------ ENTRIES ------

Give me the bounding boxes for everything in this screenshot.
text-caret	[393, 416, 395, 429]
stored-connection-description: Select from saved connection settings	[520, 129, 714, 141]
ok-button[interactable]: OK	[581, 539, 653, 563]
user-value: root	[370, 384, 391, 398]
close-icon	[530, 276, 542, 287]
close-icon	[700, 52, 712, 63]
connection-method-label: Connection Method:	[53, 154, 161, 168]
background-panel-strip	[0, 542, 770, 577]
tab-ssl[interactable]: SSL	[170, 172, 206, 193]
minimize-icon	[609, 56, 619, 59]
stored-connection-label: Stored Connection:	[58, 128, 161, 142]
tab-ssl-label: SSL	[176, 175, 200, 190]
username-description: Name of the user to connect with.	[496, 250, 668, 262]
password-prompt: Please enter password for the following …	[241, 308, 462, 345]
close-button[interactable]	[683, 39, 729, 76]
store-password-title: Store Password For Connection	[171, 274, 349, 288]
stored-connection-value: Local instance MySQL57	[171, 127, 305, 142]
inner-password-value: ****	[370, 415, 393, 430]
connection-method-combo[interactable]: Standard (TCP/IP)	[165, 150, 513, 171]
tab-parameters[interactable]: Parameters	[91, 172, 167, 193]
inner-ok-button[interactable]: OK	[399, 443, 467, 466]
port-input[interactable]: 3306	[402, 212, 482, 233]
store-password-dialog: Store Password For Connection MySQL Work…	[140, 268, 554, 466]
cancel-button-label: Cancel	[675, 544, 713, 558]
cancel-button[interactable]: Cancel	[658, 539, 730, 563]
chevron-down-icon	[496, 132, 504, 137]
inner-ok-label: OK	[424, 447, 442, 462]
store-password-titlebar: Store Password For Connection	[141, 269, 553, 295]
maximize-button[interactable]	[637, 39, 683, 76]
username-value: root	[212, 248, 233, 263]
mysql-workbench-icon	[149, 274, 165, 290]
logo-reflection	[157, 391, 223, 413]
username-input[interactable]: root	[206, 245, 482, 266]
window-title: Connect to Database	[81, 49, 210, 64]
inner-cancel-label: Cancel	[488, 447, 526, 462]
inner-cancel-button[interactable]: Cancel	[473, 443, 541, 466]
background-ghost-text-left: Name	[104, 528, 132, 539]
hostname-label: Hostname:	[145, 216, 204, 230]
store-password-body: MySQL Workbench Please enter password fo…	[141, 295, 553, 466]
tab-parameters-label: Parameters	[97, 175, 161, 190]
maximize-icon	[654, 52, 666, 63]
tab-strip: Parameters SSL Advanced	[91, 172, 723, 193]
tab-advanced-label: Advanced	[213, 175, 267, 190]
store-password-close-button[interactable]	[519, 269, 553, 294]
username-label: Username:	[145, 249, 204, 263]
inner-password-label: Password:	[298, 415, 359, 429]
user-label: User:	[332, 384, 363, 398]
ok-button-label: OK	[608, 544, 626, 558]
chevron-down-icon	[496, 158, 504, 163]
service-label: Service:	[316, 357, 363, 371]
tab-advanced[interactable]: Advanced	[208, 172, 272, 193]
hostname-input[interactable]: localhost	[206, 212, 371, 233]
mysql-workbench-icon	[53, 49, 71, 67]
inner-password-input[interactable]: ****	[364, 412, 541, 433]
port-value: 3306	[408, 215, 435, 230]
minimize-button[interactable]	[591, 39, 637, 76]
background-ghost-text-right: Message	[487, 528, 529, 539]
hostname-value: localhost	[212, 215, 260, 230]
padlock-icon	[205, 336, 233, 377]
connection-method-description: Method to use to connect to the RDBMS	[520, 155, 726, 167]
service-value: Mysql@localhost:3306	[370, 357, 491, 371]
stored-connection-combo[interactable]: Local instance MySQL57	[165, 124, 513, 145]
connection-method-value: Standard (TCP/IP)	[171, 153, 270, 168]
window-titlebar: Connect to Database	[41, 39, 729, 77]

------
------ ENTRIES ------

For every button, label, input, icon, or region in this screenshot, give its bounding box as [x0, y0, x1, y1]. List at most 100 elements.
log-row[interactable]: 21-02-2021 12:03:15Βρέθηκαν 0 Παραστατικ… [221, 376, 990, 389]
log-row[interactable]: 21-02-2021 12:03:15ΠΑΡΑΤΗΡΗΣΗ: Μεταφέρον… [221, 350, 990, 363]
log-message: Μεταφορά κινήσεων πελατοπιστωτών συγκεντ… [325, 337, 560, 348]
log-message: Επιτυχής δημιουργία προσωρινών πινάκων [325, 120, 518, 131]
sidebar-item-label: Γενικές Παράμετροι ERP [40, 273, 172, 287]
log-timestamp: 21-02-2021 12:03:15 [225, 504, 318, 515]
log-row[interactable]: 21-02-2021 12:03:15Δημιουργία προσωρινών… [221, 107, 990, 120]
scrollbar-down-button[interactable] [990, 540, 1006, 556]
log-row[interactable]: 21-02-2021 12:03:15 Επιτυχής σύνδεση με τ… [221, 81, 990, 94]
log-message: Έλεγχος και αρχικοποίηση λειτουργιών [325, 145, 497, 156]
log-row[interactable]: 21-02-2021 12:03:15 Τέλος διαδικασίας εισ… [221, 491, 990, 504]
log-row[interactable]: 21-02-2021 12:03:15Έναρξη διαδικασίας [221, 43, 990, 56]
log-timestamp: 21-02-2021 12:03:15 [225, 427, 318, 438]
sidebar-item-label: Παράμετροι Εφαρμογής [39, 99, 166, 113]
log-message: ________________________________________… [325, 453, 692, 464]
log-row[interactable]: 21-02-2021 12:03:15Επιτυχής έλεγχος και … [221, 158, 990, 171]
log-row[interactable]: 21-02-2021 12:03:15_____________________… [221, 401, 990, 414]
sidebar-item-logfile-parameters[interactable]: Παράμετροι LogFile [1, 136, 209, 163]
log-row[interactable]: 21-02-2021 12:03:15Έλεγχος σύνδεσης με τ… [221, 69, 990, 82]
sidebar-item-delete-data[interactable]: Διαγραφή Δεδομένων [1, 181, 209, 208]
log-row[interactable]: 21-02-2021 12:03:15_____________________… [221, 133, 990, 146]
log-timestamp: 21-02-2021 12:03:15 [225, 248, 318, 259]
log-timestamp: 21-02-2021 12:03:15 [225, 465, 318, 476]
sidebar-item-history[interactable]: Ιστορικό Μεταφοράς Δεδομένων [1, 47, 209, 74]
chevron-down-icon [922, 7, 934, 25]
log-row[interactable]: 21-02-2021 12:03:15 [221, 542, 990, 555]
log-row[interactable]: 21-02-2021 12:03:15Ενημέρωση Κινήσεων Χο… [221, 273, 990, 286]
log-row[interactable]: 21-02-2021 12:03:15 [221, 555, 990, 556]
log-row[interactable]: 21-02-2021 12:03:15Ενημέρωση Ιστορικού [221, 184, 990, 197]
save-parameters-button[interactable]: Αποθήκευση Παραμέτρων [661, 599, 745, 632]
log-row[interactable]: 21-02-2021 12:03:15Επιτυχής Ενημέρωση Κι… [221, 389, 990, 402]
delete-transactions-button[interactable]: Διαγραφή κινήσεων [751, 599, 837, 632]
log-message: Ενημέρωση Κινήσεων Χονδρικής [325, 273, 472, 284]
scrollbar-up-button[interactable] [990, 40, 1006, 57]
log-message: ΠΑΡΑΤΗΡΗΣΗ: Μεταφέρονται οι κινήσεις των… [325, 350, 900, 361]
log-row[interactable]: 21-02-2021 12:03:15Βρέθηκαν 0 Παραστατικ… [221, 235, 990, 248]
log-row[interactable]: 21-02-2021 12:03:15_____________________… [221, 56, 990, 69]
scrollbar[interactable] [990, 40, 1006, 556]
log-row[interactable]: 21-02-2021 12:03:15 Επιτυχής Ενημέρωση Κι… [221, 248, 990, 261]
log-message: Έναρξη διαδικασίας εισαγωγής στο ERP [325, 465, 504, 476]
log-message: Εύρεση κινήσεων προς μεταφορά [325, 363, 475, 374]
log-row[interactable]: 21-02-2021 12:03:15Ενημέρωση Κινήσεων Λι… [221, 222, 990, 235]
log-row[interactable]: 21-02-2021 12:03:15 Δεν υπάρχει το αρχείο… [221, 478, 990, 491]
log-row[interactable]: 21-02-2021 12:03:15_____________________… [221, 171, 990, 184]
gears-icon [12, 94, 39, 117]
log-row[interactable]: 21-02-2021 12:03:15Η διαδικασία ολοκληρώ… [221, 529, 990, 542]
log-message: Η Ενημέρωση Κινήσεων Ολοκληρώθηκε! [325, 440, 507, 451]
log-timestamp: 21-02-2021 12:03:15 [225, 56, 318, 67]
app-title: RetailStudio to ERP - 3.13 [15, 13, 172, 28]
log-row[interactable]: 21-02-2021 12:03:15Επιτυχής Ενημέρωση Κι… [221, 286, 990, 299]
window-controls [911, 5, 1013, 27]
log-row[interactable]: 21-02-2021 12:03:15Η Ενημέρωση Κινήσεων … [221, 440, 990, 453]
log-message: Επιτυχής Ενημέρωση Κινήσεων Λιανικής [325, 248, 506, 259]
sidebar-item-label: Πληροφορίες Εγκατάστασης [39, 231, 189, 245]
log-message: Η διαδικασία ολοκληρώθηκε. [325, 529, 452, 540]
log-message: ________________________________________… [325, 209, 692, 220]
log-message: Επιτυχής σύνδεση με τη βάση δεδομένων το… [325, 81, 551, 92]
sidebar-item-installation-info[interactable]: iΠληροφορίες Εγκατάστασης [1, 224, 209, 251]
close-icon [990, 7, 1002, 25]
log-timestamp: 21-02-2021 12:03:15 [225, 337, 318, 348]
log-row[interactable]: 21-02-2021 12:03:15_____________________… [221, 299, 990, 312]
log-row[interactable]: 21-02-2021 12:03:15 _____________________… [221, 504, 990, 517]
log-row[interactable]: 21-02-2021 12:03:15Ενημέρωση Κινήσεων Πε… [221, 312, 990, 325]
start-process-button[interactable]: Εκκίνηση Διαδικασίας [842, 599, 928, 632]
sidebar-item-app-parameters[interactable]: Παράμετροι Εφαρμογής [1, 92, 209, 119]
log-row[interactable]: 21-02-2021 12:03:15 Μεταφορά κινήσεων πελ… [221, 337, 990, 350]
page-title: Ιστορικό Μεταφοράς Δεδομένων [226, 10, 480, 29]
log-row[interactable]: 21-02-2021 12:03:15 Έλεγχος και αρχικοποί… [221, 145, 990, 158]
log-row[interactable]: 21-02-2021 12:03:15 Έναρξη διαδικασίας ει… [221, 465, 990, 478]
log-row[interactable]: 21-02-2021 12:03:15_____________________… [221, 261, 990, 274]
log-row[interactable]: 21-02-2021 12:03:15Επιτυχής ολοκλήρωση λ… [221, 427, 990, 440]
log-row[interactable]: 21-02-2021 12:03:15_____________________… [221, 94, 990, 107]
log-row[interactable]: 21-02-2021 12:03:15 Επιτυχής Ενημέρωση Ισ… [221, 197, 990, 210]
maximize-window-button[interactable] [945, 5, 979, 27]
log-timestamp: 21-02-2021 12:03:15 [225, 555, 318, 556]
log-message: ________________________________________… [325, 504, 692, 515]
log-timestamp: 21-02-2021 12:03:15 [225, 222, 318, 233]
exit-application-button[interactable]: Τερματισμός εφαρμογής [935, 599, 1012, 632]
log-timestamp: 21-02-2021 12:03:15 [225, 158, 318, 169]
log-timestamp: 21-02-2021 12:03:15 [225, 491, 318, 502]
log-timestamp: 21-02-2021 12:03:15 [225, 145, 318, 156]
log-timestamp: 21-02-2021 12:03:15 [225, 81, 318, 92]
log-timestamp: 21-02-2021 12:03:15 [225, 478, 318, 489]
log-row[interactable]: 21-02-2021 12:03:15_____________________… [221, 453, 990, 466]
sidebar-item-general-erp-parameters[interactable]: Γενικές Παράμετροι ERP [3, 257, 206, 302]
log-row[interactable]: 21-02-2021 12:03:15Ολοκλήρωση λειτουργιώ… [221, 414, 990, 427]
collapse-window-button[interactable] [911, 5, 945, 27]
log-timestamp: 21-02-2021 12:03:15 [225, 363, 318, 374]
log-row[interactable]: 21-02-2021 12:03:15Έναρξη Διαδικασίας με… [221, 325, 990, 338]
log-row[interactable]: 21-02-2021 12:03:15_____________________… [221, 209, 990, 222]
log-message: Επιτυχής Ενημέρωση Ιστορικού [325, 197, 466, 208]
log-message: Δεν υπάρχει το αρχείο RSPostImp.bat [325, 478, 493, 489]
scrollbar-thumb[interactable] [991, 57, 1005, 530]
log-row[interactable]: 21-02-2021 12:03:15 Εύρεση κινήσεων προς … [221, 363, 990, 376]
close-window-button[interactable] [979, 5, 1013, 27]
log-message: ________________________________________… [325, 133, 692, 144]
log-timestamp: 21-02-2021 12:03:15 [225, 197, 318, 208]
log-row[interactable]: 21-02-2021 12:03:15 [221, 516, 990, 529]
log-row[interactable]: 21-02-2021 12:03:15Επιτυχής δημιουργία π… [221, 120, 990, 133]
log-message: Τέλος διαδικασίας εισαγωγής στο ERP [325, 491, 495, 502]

------
------ ENTRIES ------

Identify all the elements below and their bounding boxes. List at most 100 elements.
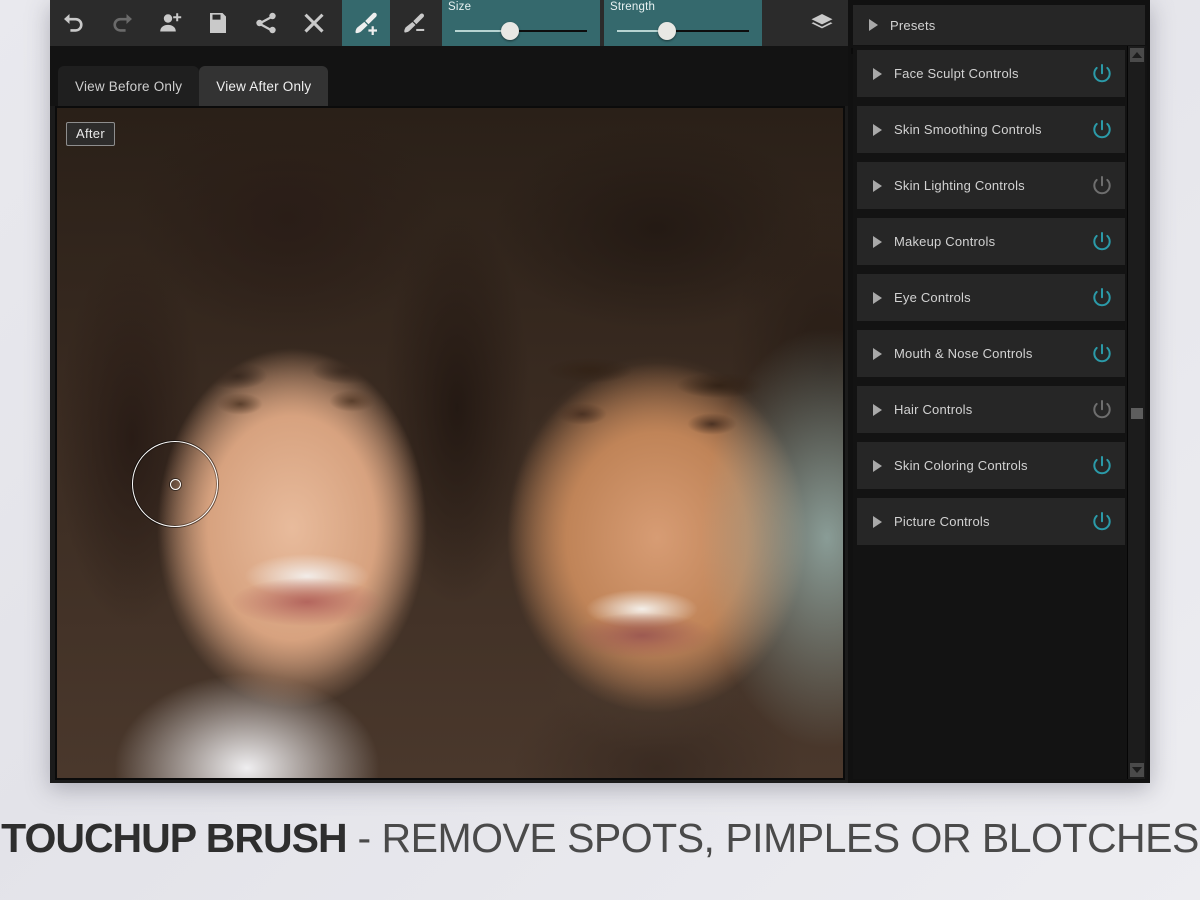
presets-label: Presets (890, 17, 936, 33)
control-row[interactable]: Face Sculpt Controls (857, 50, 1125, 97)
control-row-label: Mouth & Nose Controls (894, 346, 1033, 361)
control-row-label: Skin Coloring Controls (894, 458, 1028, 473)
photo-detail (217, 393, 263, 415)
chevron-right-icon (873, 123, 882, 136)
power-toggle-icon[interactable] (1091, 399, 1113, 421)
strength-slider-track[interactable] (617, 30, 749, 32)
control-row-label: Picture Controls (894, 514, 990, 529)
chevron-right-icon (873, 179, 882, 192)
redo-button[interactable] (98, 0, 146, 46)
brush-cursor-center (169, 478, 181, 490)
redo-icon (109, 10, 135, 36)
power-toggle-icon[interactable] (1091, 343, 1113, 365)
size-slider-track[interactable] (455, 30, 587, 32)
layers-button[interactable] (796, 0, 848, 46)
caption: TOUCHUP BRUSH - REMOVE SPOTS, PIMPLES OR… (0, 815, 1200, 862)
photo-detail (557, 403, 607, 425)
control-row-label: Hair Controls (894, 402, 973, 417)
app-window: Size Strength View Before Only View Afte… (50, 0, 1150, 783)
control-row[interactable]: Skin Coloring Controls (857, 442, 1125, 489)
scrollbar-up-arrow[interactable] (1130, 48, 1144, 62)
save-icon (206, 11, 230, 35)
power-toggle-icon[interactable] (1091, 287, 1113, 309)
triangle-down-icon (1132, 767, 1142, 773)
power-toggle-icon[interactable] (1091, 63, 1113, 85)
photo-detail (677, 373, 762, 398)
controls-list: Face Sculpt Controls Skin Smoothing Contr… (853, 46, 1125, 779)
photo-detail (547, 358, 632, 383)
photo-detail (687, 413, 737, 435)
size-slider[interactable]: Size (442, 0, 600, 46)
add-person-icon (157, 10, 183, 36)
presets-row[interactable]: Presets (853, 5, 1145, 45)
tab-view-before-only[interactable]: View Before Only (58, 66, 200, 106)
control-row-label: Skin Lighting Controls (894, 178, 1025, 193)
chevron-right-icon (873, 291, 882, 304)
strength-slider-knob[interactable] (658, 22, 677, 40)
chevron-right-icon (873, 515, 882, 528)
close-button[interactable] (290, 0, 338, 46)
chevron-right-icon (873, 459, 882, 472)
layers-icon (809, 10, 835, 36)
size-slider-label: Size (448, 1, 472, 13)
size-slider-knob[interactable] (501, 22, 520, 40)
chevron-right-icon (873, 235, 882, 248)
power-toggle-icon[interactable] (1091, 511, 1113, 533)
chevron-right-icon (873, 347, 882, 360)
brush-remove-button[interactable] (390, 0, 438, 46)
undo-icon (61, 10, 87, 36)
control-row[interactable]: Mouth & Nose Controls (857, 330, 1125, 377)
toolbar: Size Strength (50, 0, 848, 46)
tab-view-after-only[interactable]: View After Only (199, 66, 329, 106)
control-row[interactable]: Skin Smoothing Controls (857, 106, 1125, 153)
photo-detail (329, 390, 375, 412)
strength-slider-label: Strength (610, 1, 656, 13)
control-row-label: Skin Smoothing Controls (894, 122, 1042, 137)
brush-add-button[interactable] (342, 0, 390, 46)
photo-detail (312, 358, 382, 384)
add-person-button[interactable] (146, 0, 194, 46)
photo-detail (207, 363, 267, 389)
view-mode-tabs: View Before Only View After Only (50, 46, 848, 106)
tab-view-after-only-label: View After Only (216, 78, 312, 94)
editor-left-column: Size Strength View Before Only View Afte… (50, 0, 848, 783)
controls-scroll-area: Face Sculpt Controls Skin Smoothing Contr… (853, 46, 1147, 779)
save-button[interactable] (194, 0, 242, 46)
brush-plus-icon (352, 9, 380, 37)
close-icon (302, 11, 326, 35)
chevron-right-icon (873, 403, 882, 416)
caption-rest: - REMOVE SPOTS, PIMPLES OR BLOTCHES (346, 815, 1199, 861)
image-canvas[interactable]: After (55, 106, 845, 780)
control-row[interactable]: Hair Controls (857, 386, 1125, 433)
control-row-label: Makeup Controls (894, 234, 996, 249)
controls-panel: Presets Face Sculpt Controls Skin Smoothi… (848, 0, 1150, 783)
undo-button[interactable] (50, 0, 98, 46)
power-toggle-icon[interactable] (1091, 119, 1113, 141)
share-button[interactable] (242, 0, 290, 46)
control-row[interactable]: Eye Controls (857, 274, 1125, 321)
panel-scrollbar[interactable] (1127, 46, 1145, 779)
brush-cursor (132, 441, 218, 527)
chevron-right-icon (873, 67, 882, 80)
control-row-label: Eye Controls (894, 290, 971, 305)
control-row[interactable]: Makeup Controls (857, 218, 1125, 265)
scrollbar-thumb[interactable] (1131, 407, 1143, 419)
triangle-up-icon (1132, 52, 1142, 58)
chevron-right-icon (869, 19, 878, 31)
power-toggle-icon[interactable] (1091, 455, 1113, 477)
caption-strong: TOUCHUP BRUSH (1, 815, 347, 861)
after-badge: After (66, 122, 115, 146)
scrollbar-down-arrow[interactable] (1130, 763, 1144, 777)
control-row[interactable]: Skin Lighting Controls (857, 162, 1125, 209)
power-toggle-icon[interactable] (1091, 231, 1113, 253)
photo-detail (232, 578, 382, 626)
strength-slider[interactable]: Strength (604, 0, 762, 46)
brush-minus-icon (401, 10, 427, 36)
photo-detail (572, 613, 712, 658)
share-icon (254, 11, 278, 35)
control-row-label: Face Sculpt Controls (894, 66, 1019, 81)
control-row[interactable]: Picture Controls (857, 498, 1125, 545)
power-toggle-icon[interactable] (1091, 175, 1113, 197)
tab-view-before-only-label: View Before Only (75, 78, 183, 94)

------

### INSTRUCTION
Arrange the lines from the one containing "For every button, label, input, icon, or" up to and including the one containing "sidebar-item-history[interactable]: Ιστορικό Μεταφοράς" as a Markdown table with the columns No. and Line, numbering each line and leaving out blank lines.

### COMPLETE OUTPUT
| No. | Line |
|---|---|
| 1 | For every button, label, input, icon, or region in this screenshot, give its bounding box as [x0, y0, x1, y1]. List at most 100 elements. |
| 2 | log-row[interactable]: 21-02-2021 12:03:15Βρέθηκαν 0 Παραστατικ… [221, 376, 990, 389] |
| 3 | log-row[interactable]: 21-02-2021 12:03:15ΠΑΡΑΤΗΡΗΣΗ: Μεταφέρον… [221, 350, 990, 363] |
| 4 | log-message: Μεταφορά κινήσεων πελατοπιστωτών συγκεντ… [325, 337, 560, 348] |
| 5 | log-message: Επιτυχής δημιουργία προσωρινών πινάκων [325, 120, 518, 131] |
| 6 | sidebar-item-label: Γενικές Παράμετροι ERP [40, 273, 172, 287] |
| 7 | log-timestamp: 21-02-2021 12:03:15 [225, 504, 318, 515] |
| 8 | log-row[interactable]: 21-02-2021 12:03:15Δημιουργία προσωρινών… [221, 107, 990, 120] |
| 9 | scrollbar-down-button[interactable] [990, 540, 1006, 556] |
| 10 | log-row[interactable]: 21-02-2021 12:03:15 Επιτυχής σύνδεση με τ… [221, 81, 990, 94] |
| 11 | log-message: Έλεγχος και αρχικοποίηση λειτουργιών [325, 145, 497, 156] |
| 12 | log-row[interactable]: 21-02-2021 12:03:15 Τέλος διαδικασίας εισ… [221, 491, 990, 504] |
| 13 | log-row[interactable]: 21-02-2021 12:03:15Έναρξη διαδικασίας [221, 43, 990, 56] |
| 14 | log-timestamp: 21-02-2021 12:03:15 [225, 427, 318, 438] |
| 15 | sidebar-item-label: Παράμετροι Εφαρμογής [39, 99, 166, 113] |
| 16 | log-message: ________________________________________… [325, 453, 692, 464] |
| 17 | log-row[interactable]: 21-02-2021 12:03:15Επιτυχής έλεγχος και … [221, 158, 990, 171] |
| 18 | log-row[interactable]: 21-02-2021 12:03:15_____________________… [221, 401, 990, 414] |
| 19 | sidebar-item-logfile-parameters[interactable]: Παράμετροι LogFile [1, 136, 209, 163] |
| 20 | log-row[interactable]: 21-02-2021 12:03:15Έλεγχος σύνδεσης με τ… [221, 69, 990, 82] |
| 21 | sidebar-item-delete-data[interactable]: Διαγραφή Δεδομένων [1, 181, 209, 208] |
| 22 | log-row[interactable]: 21-02-2021 12:03:15_____________________… [221, 133, 990, 146] |
| 23 | log-timestamp: 21-02-2021 12:03:15 [225, 248, 318, 259] |
| 24 | log-timestamp: 21-02-2021 12:03:15 [225, 465, 318, 476] |
| 25 | sidebar-item-history[interactable]: Ιστορικό Μεταφοράς Δεδομένων [1, 47, 209, 74] |